*** Data shown
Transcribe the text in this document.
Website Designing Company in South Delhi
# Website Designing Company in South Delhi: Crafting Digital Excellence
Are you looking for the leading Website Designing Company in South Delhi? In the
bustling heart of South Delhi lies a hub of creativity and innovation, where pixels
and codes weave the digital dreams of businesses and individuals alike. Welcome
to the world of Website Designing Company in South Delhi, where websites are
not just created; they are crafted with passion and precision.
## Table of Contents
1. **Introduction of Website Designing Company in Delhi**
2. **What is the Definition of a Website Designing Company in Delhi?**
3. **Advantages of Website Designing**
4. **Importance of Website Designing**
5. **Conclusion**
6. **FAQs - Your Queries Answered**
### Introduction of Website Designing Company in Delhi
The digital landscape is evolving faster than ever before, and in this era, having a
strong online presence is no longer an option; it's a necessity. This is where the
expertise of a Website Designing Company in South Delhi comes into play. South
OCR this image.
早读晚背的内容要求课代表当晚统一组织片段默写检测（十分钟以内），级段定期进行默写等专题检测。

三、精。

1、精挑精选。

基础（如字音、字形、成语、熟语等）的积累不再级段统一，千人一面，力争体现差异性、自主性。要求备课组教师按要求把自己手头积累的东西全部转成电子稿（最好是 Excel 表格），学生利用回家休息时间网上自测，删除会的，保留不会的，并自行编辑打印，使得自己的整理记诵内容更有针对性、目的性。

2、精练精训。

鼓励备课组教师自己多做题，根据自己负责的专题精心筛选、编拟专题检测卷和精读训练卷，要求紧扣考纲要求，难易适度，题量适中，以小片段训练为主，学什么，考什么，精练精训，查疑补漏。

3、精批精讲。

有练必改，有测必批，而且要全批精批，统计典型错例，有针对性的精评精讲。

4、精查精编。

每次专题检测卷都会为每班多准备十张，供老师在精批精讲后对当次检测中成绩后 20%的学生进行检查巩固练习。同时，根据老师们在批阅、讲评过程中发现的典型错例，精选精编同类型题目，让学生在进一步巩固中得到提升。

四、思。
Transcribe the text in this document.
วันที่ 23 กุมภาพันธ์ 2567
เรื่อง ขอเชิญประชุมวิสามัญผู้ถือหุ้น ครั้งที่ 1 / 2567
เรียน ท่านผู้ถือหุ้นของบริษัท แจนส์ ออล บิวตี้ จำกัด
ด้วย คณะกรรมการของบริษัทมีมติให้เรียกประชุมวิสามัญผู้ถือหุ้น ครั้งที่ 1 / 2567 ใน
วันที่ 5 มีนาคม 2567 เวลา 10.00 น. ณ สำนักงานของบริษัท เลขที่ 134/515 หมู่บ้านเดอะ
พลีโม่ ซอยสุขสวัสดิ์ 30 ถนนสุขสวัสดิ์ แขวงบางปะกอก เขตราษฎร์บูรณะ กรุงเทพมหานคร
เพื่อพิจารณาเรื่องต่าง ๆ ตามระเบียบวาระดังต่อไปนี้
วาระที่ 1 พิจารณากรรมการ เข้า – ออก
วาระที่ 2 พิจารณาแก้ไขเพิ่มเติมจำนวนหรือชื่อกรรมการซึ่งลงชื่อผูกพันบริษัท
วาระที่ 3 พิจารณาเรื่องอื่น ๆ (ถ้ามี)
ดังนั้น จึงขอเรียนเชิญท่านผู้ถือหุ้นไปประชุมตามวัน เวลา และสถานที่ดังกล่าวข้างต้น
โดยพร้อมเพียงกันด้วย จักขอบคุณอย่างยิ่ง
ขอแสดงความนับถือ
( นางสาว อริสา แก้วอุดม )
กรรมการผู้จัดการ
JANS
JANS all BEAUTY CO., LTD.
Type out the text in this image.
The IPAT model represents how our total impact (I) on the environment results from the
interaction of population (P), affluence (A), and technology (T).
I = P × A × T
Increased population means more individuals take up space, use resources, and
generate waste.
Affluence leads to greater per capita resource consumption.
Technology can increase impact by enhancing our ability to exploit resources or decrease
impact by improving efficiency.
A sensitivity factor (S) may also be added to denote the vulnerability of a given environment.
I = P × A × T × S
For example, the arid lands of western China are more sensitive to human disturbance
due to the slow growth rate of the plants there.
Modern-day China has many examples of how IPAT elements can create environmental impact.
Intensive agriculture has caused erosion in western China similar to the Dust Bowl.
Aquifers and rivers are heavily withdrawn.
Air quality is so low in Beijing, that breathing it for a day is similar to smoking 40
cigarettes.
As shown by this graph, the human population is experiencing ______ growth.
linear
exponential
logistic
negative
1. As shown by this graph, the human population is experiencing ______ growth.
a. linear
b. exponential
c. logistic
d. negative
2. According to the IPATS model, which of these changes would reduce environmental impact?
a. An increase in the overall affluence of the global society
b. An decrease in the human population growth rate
******
▸ **Stated task**
From the records above, copy every line that holds the word "Designing".

▸ **Written solution**
Website Designing Company in South Delhi
# Website Designing Company in South Delhi: Crafting Digital Excellence
Are you looking for the leading Website Designing Company in South Delhi? In the
to the world of Website Designing Company in South Delhi, where websites are
1. **Introduction of Website Designing Company in Delhi**
2. **What is the Definition of a Website Designing Company in Delhi?**
3. **Advantages of Website Designing**
4. **Importance of Website Designing**
### Introduction of Website Designing Company in Delhi
expertise of a Website Designing Company in South Delhi comes into play. South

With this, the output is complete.